▶ [What this task involves] Pick out every line in the data below that holds "doen".

▶ [Records supplied]

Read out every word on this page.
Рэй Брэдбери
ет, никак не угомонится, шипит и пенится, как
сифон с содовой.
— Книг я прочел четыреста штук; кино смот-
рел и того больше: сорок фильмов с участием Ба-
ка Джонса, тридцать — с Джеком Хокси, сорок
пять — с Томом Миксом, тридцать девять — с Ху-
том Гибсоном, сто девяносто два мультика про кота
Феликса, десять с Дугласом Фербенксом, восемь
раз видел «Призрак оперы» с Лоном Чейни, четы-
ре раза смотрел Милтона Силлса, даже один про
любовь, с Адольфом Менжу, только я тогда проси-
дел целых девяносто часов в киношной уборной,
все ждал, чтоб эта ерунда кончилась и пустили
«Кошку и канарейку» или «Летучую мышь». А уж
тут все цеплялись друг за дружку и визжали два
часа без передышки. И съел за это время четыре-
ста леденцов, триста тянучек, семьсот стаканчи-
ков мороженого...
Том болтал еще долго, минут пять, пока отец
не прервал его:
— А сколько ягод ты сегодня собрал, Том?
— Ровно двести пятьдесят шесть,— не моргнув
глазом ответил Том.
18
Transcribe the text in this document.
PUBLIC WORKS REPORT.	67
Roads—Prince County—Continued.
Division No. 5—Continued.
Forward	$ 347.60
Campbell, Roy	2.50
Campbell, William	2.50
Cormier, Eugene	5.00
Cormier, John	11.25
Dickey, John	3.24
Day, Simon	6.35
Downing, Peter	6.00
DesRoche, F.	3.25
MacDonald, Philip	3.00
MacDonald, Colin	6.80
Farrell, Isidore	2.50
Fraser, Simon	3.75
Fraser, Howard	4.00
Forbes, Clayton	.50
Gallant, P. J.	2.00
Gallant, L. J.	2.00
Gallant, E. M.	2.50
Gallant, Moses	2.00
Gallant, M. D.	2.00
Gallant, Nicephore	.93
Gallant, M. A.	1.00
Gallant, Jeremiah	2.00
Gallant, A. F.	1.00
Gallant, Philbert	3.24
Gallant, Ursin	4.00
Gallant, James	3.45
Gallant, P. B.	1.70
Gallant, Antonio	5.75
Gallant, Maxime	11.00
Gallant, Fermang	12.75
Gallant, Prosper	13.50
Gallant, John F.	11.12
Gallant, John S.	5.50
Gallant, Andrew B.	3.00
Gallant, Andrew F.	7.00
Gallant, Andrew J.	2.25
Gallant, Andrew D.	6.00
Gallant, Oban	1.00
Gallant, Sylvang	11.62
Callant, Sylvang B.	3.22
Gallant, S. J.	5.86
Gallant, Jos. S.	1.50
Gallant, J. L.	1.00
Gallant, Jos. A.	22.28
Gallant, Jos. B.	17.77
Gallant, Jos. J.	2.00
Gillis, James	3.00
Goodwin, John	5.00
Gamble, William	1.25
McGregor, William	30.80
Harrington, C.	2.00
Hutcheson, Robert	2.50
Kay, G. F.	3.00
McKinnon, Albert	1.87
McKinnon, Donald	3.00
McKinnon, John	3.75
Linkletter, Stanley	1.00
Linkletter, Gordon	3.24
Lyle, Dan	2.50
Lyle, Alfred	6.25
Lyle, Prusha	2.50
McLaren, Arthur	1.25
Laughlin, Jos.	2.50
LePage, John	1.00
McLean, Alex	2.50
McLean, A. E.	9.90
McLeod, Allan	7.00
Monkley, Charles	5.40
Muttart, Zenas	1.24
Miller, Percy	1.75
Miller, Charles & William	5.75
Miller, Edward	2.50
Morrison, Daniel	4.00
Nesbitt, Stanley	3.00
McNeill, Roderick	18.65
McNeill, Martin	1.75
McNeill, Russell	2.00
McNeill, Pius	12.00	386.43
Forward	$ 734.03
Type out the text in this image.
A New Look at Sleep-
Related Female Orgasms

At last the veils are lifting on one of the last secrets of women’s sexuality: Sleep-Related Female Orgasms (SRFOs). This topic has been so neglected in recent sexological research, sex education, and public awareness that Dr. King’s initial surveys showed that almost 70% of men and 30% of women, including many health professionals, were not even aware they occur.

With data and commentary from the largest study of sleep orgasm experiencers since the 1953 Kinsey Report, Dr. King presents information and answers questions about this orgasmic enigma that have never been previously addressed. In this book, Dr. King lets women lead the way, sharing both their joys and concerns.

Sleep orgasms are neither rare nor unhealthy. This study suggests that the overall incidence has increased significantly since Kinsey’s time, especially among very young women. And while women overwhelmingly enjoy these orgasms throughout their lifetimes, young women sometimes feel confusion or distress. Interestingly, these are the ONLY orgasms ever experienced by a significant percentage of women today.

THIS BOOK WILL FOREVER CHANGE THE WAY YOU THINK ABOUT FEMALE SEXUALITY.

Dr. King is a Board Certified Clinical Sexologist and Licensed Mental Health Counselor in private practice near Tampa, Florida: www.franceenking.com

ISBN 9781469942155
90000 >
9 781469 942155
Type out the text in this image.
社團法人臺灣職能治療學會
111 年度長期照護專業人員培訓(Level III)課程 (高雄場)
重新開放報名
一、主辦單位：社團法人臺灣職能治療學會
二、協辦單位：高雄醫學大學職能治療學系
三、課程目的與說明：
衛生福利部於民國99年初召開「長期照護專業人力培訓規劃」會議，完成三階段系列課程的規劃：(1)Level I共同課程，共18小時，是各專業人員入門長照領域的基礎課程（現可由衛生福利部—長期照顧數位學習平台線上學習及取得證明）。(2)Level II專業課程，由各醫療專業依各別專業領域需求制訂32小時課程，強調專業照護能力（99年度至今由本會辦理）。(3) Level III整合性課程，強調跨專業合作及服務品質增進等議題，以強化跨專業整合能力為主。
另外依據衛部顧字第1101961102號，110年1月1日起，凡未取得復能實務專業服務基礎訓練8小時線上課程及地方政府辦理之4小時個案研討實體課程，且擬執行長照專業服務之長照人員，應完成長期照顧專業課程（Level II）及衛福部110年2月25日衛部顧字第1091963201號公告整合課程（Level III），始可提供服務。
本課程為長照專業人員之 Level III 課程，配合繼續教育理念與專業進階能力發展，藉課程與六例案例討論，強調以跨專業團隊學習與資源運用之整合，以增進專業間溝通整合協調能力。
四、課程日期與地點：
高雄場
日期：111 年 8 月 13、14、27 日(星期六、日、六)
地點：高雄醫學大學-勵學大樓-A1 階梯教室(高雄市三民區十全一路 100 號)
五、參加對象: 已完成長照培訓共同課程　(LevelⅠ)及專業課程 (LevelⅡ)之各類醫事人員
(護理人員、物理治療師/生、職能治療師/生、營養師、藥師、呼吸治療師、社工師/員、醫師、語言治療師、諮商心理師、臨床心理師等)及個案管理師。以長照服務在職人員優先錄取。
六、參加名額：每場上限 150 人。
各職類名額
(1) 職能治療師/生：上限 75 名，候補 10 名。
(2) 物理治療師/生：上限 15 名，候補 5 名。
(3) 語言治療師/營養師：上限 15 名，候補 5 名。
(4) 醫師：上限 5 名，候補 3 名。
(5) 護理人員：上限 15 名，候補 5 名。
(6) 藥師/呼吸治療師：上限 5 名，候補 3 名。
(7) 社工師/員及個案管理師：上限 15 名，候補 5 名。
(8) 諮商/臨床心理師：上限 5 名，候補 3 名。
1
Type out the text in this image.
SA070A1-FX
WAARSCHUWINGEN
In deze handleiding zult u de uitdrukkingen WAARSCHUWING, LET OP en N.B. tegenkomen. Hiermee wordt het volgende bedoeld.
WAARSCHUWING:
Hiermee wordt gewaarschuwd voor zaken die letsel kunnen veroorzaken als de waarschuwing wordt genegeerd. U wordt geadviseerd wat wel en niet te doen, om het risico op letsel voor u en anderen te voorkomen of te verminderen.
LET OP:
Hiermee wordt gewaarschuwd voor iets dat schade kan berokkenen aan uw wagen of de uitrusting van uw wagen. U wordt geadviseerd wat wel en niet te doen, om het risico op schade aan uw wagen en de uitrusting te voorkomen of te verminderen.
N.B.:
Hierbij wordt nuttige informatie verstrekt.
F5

▶ [Solved problem]
Hiermee wordt gewaarschuwd voor zaken die letsel kunnen veroorzaken als de waarschuwing wordt genegeerd. U wordt geadviseerd wat wel en niet te doen, om het risico op letsel voor u en anderen te voorkomen of te verminderen.
Hiermee wordt gewaarschuwd voor iets dat schade kan berokkenen aan uw wagen of de uitrusting van uw wagen. U wordt geadviseerd wat wel en niet te doen, om het risico op schade aan uw wagen en de uitrusting te voorkomen of te verminderen.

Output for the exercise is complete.